→ **Directions for this task**: Your task is to retype each line of the data below exactly.

→ **Records for processing**:
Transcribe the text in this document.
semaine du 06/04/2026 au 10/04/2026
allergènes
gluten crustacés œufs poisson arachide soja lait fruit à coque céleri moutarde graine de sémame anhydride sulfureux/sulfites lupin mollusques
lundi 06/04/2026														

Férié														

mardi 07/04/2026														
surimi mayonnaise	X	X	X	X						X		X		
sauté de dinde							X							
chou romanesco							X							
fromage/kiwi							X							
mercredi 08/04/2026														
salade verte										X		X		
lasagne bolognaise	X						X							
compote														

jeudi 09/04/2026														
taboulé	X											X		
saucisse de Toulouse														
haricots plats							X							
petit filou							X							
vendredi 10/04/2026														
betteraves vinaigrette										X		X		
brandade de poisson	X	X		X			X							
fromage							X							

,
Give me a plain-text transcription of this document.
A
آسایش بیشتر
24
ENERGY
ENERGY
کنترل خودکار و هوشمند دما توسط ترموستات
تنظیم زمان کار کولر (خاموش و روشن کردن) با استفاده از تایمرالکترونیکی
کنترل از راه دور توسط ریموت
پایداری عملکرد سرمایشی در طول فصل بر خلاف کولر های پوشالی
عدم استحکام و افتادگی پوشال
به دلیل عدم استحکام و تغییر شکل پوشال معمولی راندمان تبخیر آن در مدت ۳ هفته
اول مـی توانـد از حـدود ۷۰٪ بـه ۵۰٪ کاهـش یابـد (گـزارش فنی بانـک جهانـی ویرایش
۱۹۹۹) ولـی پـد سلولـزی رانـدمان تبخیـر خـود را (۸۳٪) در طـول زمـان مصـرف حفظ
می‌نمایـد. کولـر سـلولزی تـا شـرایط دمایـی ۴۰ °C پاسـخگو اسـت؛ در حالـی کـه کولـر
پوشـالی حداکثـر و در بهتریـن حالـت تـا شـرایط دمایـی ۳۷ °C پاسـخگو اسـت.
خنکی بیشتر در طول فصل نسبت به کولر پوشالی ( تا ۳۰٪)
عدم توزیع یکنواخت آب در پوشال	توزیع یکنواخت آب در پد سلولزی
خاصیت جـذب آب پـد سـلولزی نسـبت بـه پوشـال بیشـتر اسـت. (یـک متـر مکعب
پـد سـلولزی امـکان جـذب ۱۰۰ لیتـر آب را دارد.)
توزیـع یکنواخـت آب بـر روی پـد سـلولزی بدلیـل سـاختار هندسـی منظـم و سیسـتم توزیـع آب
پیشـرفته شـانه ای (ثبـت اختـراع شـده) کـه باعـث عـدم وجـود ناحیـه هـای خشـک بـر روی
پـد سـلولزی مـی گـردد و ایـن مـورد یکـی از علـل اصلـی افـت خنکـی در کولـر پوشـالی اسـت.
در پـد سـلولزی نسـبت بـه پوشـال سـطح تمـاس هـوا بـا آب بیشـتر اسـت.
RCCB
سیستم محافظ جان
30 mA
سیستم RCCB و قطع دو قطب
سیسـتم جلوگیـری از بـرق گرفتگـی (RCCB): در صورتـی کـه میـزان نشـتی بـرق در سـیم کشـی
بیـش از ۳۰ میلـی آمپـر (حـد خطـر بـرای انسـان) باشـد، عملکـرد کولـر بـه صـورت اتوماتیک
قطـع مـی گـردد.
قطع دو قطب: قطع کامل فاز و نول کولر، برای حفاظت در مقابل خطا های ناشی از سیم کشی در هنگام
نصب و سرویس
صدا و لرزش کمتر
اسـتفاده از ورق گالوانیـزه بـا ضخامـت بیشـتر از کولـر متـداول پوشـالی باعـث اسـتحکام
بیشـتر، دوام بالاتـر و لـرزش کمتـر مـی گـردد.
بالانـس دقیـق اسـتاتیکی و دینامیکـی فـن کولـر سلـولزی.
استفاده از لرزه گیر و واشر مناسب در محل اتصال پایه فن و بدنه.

→ **Solution**:
Transcribe the text in this document.
semaine du 06/04/2026 au 10/04/2026
allergènes
gluten crustacés œufs poisson arachide soja lait fruit à coque céleri moutarde graine de sémame anhydride sulfureux/sulfites lupin mollusques
lundi 06/04/2026														

Férié														

mardi 07/04/2026														
surimi mayonnaise	X	X	X	X						X		X		
sauté de dinde							X							
chou romanesco							X							
fromage/kiwi							X							
mercredi 08/04/2026														
salade verte										X		X		
lasagne bolognaise	X						X							
compote														

jeudi 09/04/2026														
taboulé	X											X		
saucisse de Toulouse														
haricots plats							X							
petit filou							X							
vendredi 10/04/2026														
betteraves vinaigrette										X		X		
brandade de poisson	X	X		X			X							
fromage							X							

,
Give me a plain-text transcription of this document.
A
آسایش بیشتر
24
ENERGY
ENERGY
کنترل خودکار و هوشمند دما توسط ترموستات
تنظیم زمان کار کولر (خاموش و روشن کردن) با استفاده از تایمرالکترونیکی
کنترل از راه دور توسط ریموت
پایداری عملکرد سرمایشی در طول فصل بر خلاف کولر های پوشالی
عدم استحکام و افتادگی پوشال
به دلیل عدم استحکام و تغییر شکل پوشال معمولی راندمان تبخیر آن در مدت ۳ هفته
اول مـی توانـد از حـدود ۷۰٪ بـه ۵۰٪ کاهـش یابـد (گـزارش فنی بانـک جهانـی ویرایش
۱۹۹۹) ولـی پـد سلولـزی رانـدمان تبخیـر خـود را (۸۳٪) در طـول زمـان مصـرف حفظ
می‌نمایـد. کولـر سـلولزی تـا شـرایط دمایـی ۴۰ °C پاسـخگو اسـت؛ در حالـی کـه کولـر
پوشـالی حداکثـر و در بهتریـن حالـت تـا شـرایط دمایـی ۳۷ °C پاسـخگو اسـت.
خنکی بیشتر در طول فصل نسبت به کولر پوشالی ( تا ۳۰٪)
عدم توزیع یکنواخت آب در پوشال	توزیع یکنواخت آب در پد سلولزی
خاصیت جـذب آب پـد سـلولزی نسـبت بـه پوشـال بیشـتر اسـت. (یـک متـر مکعب
پـد سـلولزی امـکان جـذب ۱۰۰ لیتـر آب را دارد.)
توزیـع یکنواخـت آب بـر روی پـد سـلولزی بدلیـل سـاختار هندسـی منظـم و سیسـتم توزیـع آب
پیشـرفته شـانه ای (ثبـت اختـراع شـده) کـه باعـث عـدم وجـود ناحیـه هـای خشـک بـر روی
پـد سـلولزی مـی گـردد و ایـن مـورد یکـی از علـل اصلـی افـت خنکـی در کولـر پوشـالی اسـت.
در پـد سـلولزی نسـبت بـه پوشـال سـطح تمـاس هـوا بـا آب بیشـتر اسـت.
RCCB
سیستم محافظ جان
30 mA
سیستم RCCB و قطع دو قطب
سیسـتم جلوگیـری از بـرق گرفتگـی (RCCB): در صورتـی کـه میـزان نشـتی بـرق در سـیم کشـی
بیـش از ۳۰ میلـی آمپـر (حـد خطـر بـرای انسـان) باشـد، عملکـرد کولـر بـه صـورت اتوماتیک
قطـع مـی گـردد.
قطع دو قطب: قطع کامل فاز و نول کولر، برای حفاظت در مقابل خطا های ناشی از سیم کشی در هنگام
نصب و سرویس
صدا و لرزش کمتر
اسـتفاده از ورق گالوانیـزه بـا ضخامـت بیشـتر از کولـر متـداول پوشـالی باعـث اسـتحکام
بیشـتر، دوام بالاتـر و لـرزش کمتـر مـی گـردد.
بالانـس دقیـق اسـتاتیکی و دینامیکـی فـن کولـر سلـولزی.
استفاده از لرزه گیر و واشر مناسب در محل اتصال پایه فن و بدنه.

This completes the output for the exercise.